Restate the full set of records exactly, word for word.

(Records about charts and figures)
--- Start ---

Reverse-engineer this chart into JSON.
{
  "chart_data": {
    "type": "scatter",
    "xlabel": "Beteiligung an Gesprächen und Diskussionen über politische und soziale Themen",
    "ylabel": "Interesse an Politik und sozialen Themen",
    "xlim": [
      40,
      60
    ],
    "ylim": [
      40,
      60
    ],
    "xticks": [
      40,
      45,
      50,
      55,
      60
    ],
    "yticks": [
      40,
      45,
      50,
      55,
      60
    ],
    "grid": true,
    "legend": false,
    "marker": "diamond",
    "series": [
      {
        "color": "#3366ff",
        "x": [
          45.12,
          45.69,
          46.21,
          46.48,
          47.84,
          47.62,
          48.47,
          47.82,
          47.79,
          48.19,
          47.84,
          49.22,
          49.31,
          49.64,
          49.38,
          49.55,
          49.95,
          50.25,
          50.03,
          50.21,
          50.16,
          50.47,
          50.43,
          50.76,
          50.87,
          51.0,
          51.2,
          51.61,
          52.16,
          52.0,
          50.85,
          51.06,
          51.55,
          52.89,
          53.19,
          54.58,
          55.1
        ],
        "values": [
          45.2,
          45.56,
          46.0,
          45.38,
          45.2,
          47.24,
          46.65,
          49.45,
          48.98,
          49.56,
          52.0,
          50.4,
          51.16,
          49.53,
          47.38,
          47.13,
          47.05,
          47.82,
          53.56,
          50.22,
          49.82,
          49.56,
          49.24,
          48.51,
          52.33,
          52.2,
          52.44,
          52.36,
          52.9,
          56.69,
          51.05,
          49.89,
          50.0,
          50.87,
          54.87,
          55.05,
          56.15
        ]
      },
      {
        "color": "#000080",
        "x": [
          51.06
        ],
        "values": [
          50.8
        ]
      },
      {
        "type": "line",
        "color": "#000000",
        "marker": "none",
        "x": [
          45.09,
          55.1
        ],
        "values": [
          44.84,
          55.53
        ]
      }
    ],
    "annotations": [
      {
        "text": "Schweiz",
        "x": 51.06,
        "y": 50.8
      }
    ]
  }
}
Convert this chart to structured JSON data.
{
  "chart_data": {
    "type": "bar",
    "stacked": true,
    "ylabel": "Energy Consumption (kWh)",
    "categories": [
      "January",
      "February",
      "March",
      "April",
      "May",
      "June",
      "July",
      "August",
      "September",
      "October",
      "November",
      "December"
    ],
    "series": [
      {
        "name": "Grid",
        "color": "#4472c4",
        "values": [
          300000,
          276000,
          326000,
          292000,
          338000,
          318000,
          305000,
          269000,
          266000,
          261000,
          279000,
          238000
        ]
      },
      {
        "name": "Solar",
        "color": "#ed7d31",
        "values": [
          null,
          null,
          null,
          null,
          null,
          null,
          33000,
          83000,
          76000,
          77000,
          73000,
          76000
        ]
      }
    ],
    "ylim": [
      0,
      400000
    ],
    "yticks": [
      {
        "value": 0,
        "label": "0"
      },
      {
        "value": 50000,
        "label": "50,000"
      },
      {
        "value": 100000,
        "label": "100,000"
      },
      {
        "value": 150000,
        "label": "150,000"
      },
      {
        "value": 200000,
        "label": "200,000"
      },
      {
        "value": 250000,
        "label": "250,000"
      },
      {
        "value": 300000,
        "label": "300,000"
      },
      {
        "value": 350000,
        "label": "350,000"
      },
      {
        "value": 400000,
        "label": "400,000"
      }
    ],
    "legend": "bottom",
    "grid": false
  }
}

--- End ---

* _Answer below_:
Reverse-engineer this chart into JSON.
{
  "chart_data": {
    "type": "scatter",
    "xlabel": "Beteiligung an Gesprächen und Diskussionen über politische und soziale Themen",
    "ylabel": "Interesse an Politik und sozialen Themen",
    "xlim": [
      40,
      60
    ],
    "ylim": [
      40,
      60
    ],
    "xticks": [
      40,
      45,
      50,
      55,
      60
    ],
    "yticks": [
      40,
      45,
      50,
      55,
      60
    ],
    "grid": true,
    "legend": false,
    "marker": "diamond",
    "series": [
      {
        "color": "#3366ff",
        "x": [
          45.12,
          45.69,
          46.21,
          46.48,
          47.84,
          47.62,
          48.47,
          47.82,
          47.79,
          48.19,
          47.84,
          49.22,
          49.31,
          49.64,
          49.38,
          49.55,
          49.95,
          50.25,
          50.03,
          50.21,
          50.16,
          50.47,
          50.43,
          50.76,
          50.87,
          51.0,
          51.2,
          51.61,
          52.16,
          52.0,
          50.85,
          51.06,
          51.55,
          52.89,
          53.19,
          54.58,
          55.1
        ],
        "values": [
          45.2,
          45.56,
          46.0,
          45.38,
          45.2,
          47.24,
          46.65,
          49.45,
          48.98,
          49.56,
          52.0,
          50.4,
          51.16,
          49.53,
          47.38,
          47.13,
          47.05,
          47.82,
          53.56,
          50.22,
          49.82,
          49.56,
          49.24,
          48.51,
          52.33,
          52.2,
          52.44,
          52.36,
          52.9,
          56.69,
          51.05,
          49.89,
          50.0,
          50.87,
          54.87,
          55.05,
          56.15
        ]
      },
      {
        "color": "#000080",
        "x": [
          51.06
        ],
        "values": [
          50.8
        ]
      },
      {
        "type": "line",
        "color": "#000000",
        "marker": "none",
        "x": [
          45.09,
          55.1
        ],
        "values": [
          44.84,
          55.53
        ]
      }
    ],
    "annotations": [
      {
        "text": "Schweiz",
        "x": 51.06,
        "y": 50.8
      }
    ]
  }
}
Convert this chart to structured JSON data.
{
  "chart_data": {
    "type": "bar",
    "stacked": true,
    "ylabel": "Energy Consumption (kWh)",
    "categories": [
      "January",
      "February",
      "March",
      "April",
      "May",
      "June",
      "July",
      "August",
      "September",
      "October",
      "November",
      "December"
    ],
    "series": [
      {
        "name": "Grid",
        "color": "#4472c4",
        "values": [
          300000,
          276000,
          326000,
          292000,
          338000,
          318000,
          305000,
          269000,
          266000,
          261000,
          279000,
          238000
        ]
      },
      {
        "name": "Solar",
        "color": "#ed7d31",
        "values": [
          null,
          null,
          null,
          null,
          null,
          null,
          33000,
          83000,
          76000,
          77000,
          73000,
          76000
        ]
      }
    ],
    "ylim": [
      0,
      400000
    ],
    "yticks": [
      {
        "value": 0,
        "label": "0"
      },
      {
        "value": 50000,
        "label": "50,000"
      },
      {
        "value": 100000,
        "label": "100,000"
      },
      {
        "value": 150000,
        "label": "150,000"
      },
      {
        "value": 200000,
        "label": "200,000"
      },
      {
        "value": 250000,
        "label": "250,000"
      },
      {
        "value": 300000,
        "label": "300,000"
      },
      {
        "value": 350000,
        "label": "350,000"
      },
      {
        "value": 400000,
        "label": "400,000"
      }
    ],
    "legend": "bottom",
    "grid": false
  }
}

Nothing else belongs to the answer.